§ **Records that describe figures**
┏━━

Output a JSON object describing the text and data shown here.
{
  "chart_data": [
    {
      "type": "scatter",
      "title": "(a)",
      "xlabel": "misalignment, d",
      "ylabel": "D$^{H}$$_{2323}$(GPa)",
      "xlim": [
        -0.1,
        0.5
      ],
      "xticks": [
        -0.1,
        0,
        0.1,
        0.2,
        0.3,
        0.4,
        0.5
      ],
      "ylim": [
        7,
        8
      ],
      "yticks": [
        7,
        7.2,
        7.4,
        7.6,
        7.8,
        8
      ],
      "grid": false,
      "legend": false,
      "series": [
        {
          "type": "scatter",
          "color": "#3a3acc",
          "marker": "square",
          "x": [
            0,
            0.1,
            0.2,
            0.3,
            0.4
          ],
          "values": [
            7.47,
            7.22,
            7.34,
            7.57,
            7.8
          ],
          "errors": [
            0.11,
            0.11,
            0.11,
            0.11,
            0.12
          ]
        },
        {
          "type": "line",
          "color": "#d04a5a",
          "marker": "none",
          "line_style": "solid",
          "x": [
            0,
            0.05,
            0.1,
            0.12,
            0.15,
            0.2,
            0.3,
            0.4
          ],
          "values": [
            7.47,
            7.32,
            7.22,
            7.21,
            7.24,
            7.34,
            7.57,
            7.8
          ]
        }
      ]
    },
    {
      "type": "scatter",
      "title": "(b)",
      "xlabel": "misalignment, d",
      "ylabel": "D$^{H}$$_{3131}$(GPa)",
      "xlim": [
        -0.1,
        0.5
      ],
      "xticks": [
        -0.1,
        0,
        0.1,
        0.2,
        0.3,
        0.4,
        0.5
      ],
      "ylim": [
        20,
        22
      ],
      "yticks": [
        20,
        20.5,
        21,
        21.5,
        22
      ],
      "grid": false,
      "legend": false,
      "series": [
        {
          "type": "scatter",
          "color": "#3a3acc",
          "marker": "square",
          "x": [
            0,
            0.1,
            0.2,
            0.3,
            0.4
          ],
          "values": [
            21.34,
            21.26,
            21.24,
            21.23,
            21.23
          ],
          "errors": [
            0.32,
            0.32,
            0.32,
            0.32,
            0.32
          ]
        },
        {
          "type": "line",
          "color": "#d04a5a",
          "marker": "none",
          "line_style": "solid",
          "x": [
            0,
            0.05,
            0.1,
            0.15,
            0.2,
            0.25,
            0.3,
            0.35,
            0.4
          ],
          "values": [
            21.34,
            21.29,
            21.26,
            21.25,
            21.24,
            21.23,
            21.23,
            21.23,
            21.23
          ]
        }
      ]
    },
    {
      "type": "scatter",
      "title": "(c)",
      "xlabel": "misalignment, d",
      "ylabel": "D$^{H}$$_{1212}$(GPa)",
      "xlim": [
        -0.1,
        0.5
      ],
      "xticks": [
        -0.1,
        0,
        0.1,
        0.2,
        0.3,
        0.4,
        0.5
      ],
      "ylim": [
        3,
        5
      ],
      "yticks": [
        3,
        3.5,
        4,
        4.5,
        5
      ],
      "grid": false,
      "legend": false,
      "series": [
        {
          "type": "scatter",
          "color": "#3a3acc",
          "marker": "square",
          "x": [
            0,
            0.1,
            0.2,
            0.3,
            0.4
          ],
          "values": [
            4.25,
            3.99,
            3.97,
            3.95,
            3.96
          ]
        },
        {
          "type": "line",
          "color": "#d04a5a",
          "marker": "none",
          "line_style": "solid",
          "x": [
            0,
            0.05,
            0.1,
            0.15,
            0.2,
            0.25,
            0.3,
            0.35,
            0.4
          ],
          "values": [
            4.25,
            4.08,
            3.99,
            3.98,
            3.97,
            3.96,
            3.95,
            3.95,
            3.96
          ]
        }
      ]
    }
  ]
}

┗━━

§ **Written task**
Copy out the full material exactly as it appears.

§ **Worked answer**
Output a JSON object describing the text and data shown here.
{
  "chart_data": [
    {
      "type": "scatter",
      "title": "(a)",
      "xlabel": "misalignment, d",
      "ylabel": "D$^{H}$$_{2323}$(GPa)",
      "xlim": [
        -0.1,
        0.5
      ],
      "xticks": [
        -0.1,
        0,
        0.1,
        0.2,
        0.3,
        0.4,
        0.5
      ],
      "ylim": [
        7,
        8
      ],
      "yticks": [
        7,
        7.2,
        7.4,
        7.6,
        7.8,
        8
      ],
      "grid": false,
      "legend": false,
      "series": [
        {
          "type": "scatter",
          "color": "#3a3acc",
          "marker": "square",
          "x": [
            0,
            0.1,
            0.2,
            0.3,
            0.4
          ],
          "values": [
            7.47,
            7.22,
            7.34,
            7.57,
            7.8
          ],
          "errors": [
            0.11,
            0.11,
            0.11,
            0.11,
            0.12
          ]
        },
        {
          "type": "line",
          "color": "#d04a5a",
          "marker": "none",
          "line_style": "solid",
          "x": [
            0,
            0.05,
            0.1,
            0.12,
            0.15,
            0.2,
            0.3,
            0.4
          ],
          "values": [
            7.47,
            7.32,
            7.22,
            7.21,
            7.24,
            7.34,
            7.57,
            7.8
          ]
        }
      ]
    },
    {
      "type": "scatter",
      "title": "(b)",
      "xlabel": "misalignment, d",
      "ylabel": "D$^{H}$$_{3131}$(GPa)",
      "xlim": [
        -0.1,
        0.5
      ],
      "xticks": [
        -0.1,
        0,
        0.1,
        0.2,
        0.3,
        0.4,
        0.5
      ],
      "ylim": [
        20,
        22
      ],
      "yticks": [
        20,
        20.5,
        21,
        21.5,
        22
      ],
      "grid": false,
      "legend": false,
      "series": [
        {
          "type": "scatter",
          "color": "#3a3acc",
          "marker": "square",
          "x": [
            0,
            0.1,
            0.2,
            0.3,
            0.4
          ],
          "values": [
            21.34,
            21.26,
            21.24,
            21.23,
            21.23
          ],
          "errors": [
            0.32,
            0.32,
            0.32,
            0.32,
            0.32
          ]
        },
        {
          "type": "line",
          "color": "#d04a5a",
          "marker": "none",
          "line_style": "solid",
          "x": [
            0,
            0.05,
            0.1,
            0.15,
            0.2,
            0.25,
            0.3,
            0.35,
            0.4
          ],
          "values": [
            21.34,
            21.29,
            21.26,
            21.25,
            21.24,
            21.23,
            21.23,
            21.23,
            21.23
          ]
        }
      ]
    },
    {
      "type": "scatter",
      "title": "(c)",
      "xlabel": "misalignment, d",
      "ylabel": "D$^{H}$$_{1212}$(GPa)",
      "xlim": [
        -0.1,
        0.5
      ],
      "xticks": [
        -0.1,
        0,
        0.1,
        0.2,
        0.3,
        0.4,
        0.5
      ],
      "ylim": [
        3,
        5
      ],
      "yticks": [
        3,
        3.5,
        4,
        4.5,
        5
      ],
      "grid": false,
      "legend": false,
      "series": [
        {
          "type": "scatter",
          "color": "#3a3acc",
          "marker": "square",
          "x": [
            0,
            0.1,
            0.2,
            0.3,
            0.4
          ],
          "values": [
            4.25,
            3.99,
            3.97,
            3.95,
            3.96
          ]
        },
        {
          "type": "line",
          "color": "#d04a5a",
          "marker": "none",
          "line_style": "solid",
          "x": [
            0,
            0.05,
            0.1,
            0.15,
            0.2,
            0.25,
            0.3,
            0.35,
            0.4
          ],
          "values": [
            4.25,
            4.08,
            3.99,
            3.98,
            3.97,
            3.96,
            3.95,
            3.95,
            3.96
          ]
        }
      ]
    }
  ]
}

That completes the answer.